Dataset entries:
---
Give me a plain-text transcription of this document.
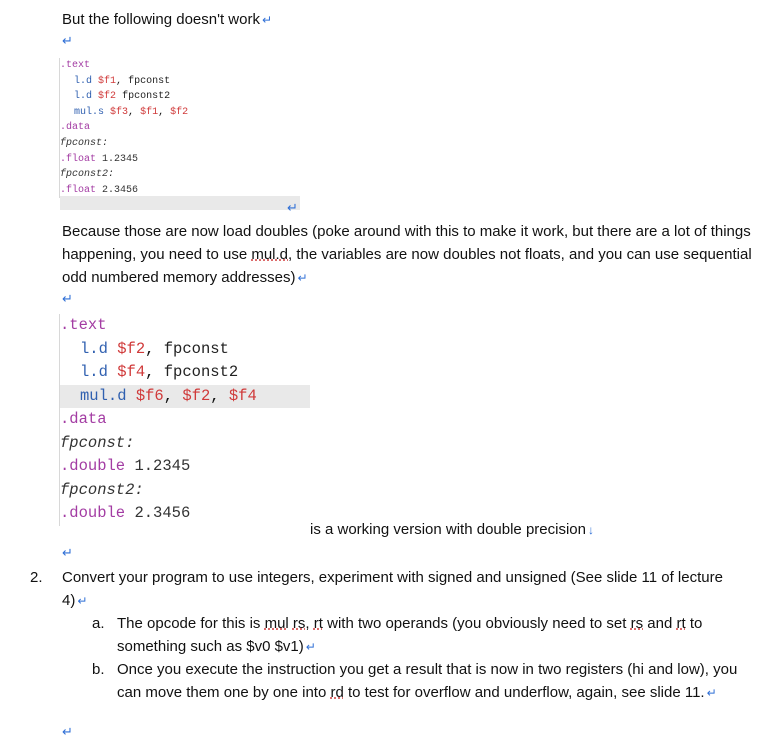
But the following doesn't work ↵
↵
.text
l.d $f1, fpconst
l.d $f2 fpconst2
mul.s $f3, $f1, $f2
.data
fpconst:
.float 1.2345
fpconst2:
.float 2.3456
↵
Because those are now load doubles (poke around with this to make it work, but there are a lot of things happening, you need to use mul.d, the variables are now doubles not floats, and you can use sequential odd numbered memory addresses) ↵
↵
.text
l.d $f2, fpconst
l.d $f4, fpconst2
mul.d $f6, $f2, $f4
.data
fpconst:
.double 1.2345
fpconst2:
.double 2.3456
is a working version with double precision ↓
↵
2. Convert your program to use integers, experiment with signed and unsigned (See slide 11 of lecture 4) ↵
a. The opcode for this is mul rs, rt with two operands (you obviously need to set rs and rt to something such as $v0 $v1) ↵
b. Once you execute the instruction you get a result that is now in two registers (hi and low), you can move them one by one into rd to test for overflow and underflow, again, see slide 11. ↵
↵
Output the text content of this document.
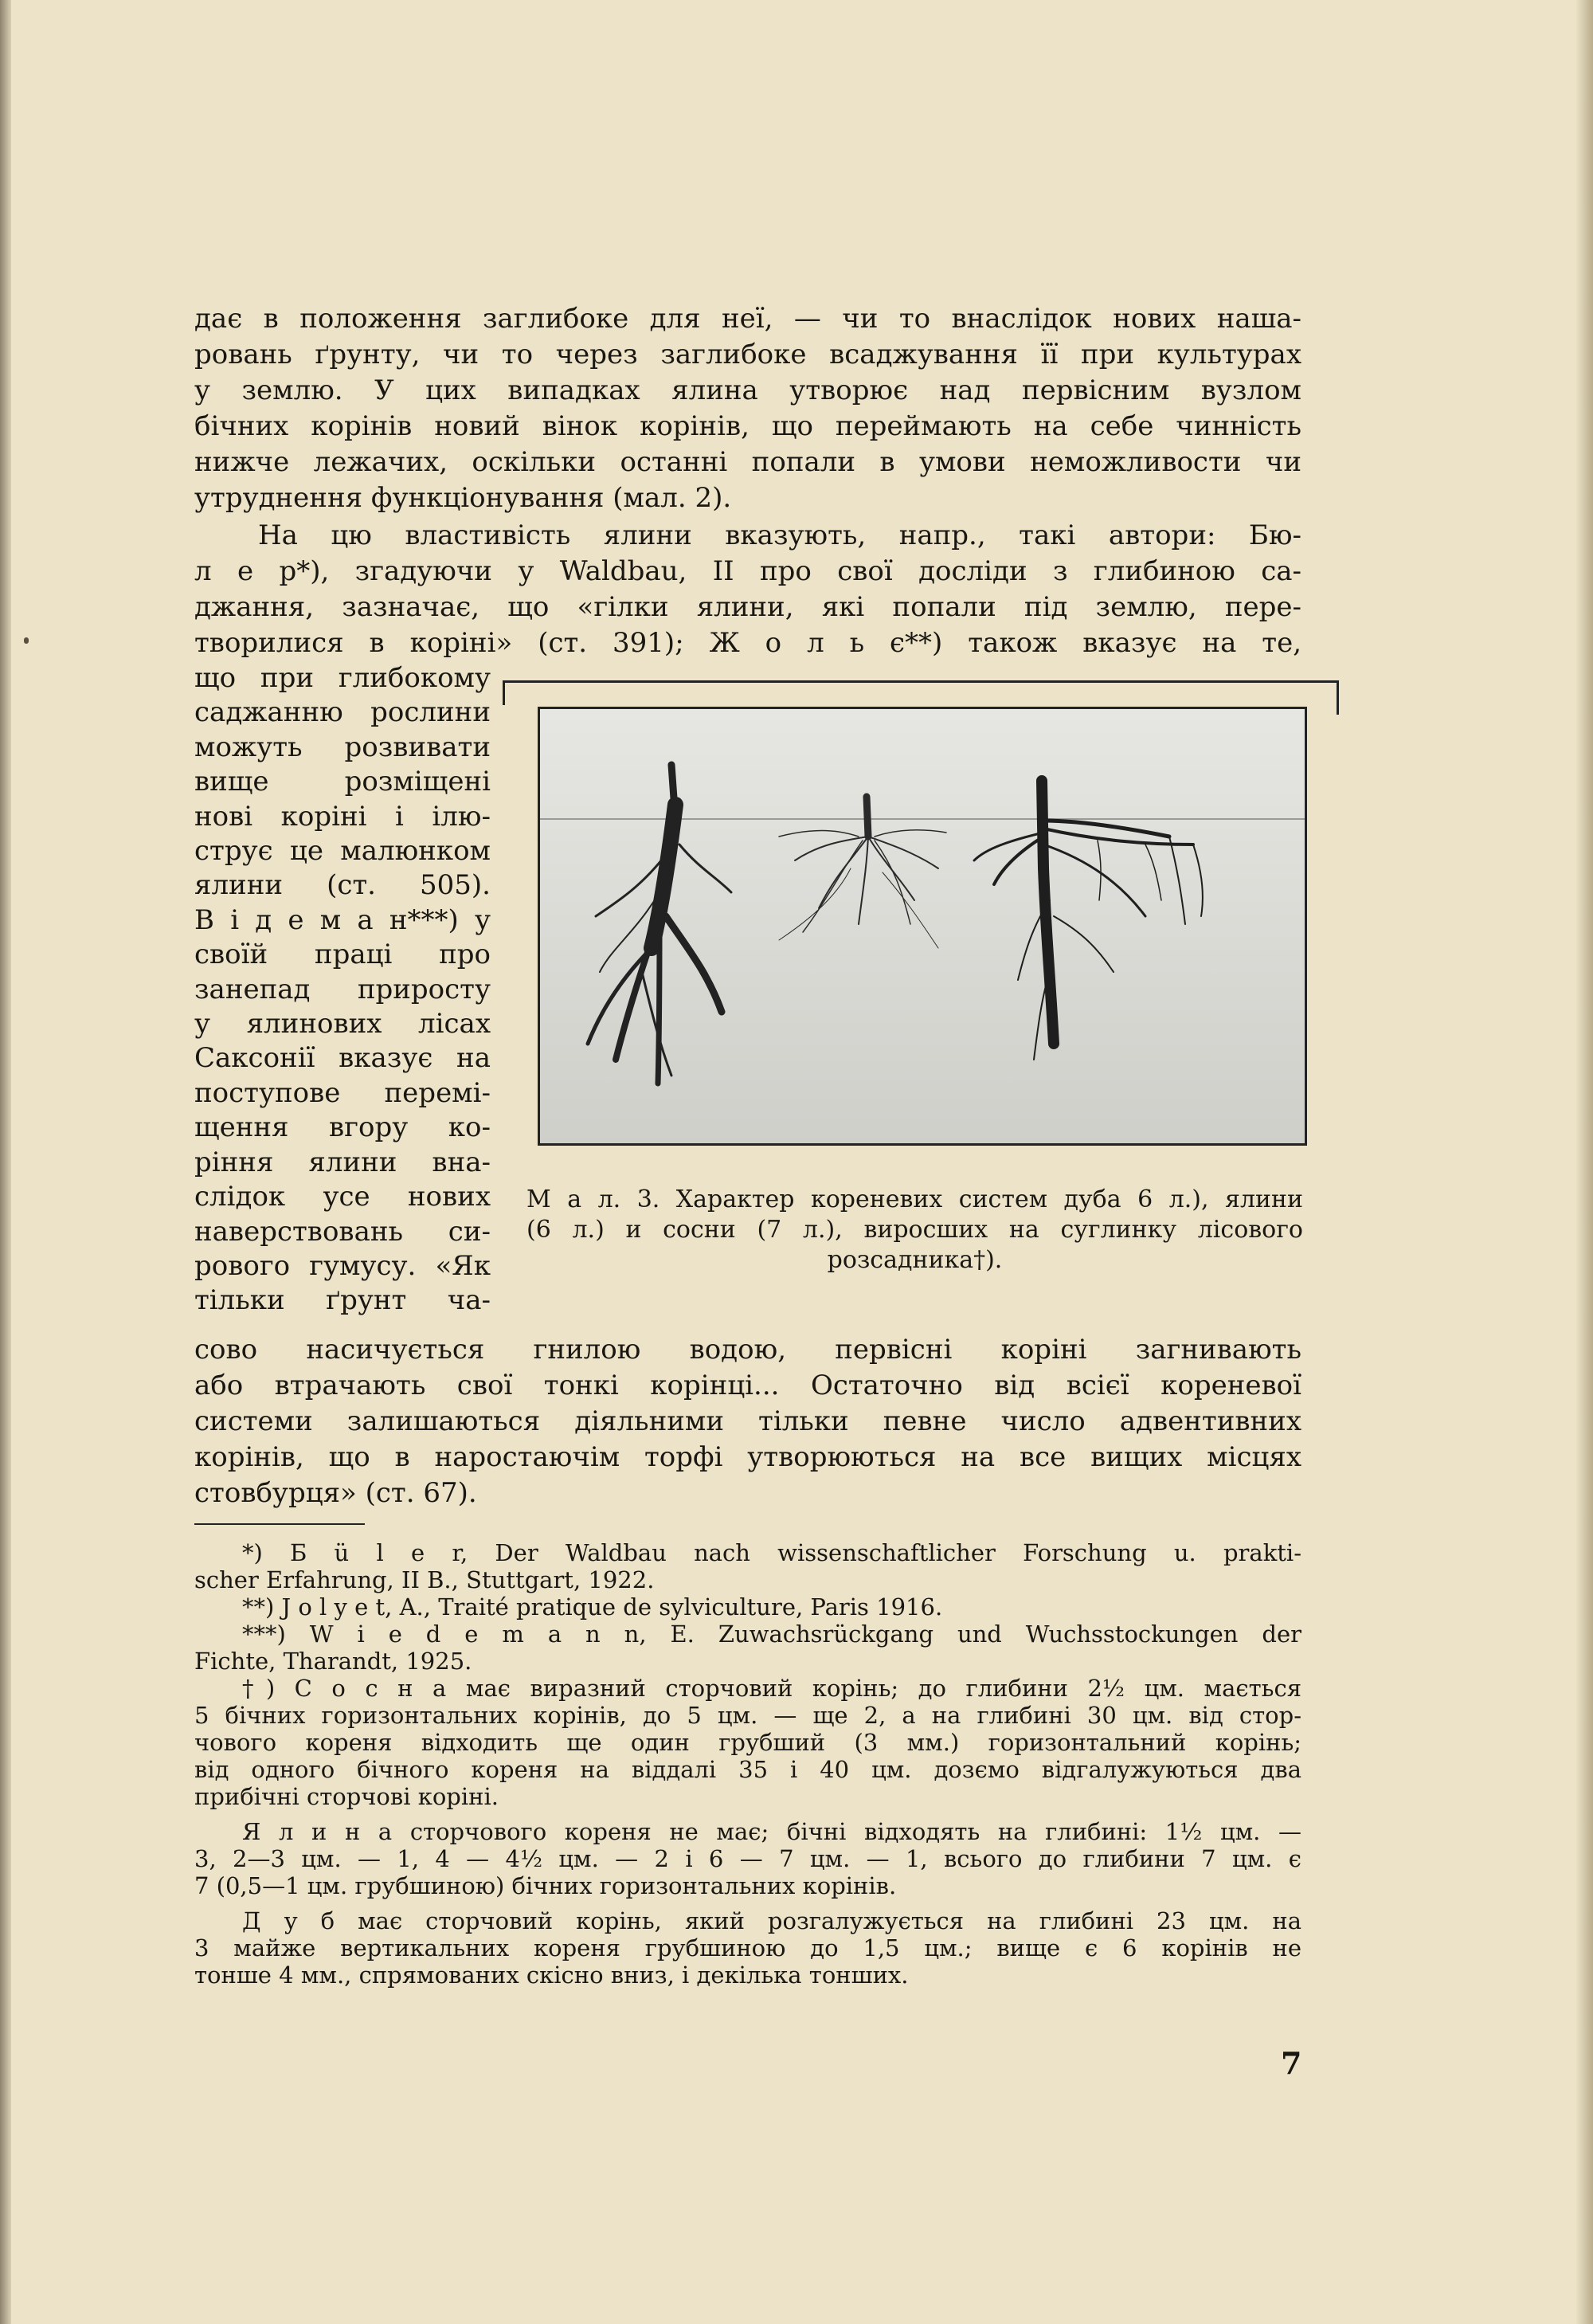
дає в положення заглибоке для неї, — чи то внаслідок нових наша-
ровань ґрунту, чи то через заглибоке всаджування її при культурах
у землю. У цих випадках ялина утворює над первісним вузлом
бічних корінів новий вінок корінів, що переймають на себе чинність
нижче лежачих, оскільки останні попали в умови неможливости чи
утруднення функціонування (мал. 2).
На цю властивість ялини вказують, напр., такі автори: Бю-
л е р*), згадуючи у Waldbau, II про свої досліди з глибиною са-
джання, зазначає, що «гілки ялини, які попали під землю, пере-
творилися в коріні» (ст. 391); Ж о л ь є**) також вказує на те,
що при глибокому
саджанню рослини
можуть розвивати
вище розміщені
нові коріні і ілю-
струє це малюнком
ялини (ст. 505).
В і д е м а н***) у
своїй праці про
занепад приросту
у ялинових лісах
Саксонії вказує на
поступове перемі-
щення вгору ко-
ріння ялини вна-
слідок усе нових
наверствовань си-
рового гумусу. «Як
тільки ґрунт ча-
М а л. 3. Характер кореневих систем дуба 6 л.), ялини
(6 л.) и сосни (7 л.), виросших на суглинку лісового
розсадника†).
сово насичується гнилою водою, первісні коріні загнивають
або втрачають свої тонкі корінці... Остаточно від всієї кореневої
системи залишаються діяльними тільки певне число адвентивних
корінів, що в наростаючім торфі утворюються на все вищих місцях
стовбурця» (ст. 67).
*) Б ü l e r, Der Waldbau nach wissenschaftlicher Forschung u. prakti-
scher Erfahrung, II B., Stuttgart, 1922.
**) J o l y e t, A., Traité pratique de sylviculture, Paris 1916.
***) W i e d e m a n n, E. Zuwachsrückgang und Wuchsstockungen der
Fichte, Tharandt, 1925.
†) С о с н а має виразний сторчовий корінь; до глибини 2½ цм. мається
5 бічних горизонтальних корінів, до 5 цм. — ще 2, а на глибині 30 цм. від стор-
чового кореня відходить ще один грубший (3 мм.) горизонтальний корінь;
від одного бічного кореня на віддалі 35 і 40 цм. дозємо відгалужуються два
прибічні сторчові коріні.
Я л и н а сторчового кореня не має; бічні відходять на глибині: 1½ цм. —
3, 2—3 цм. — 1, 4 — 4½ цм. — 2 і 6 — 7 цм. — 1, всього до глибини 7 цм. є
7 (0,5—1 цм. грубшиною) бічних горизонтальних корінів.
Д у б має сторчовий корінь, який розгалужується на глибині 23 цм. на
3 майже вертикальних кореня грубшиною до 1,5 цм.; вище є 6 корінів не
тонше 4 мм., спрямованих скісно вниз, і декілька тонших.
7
---
Note every line above where the string "slide" shows up, and copy those lines.

2. Convert your program to use integers, experiment with signed and unsigned (See slide 11 of lecture 4) ↵
b. Once you execute the instruction you get a result that is now in two registers (hi and low), you can move them one by one into rd to test for overflow and underflow, again, see slide 11. ↵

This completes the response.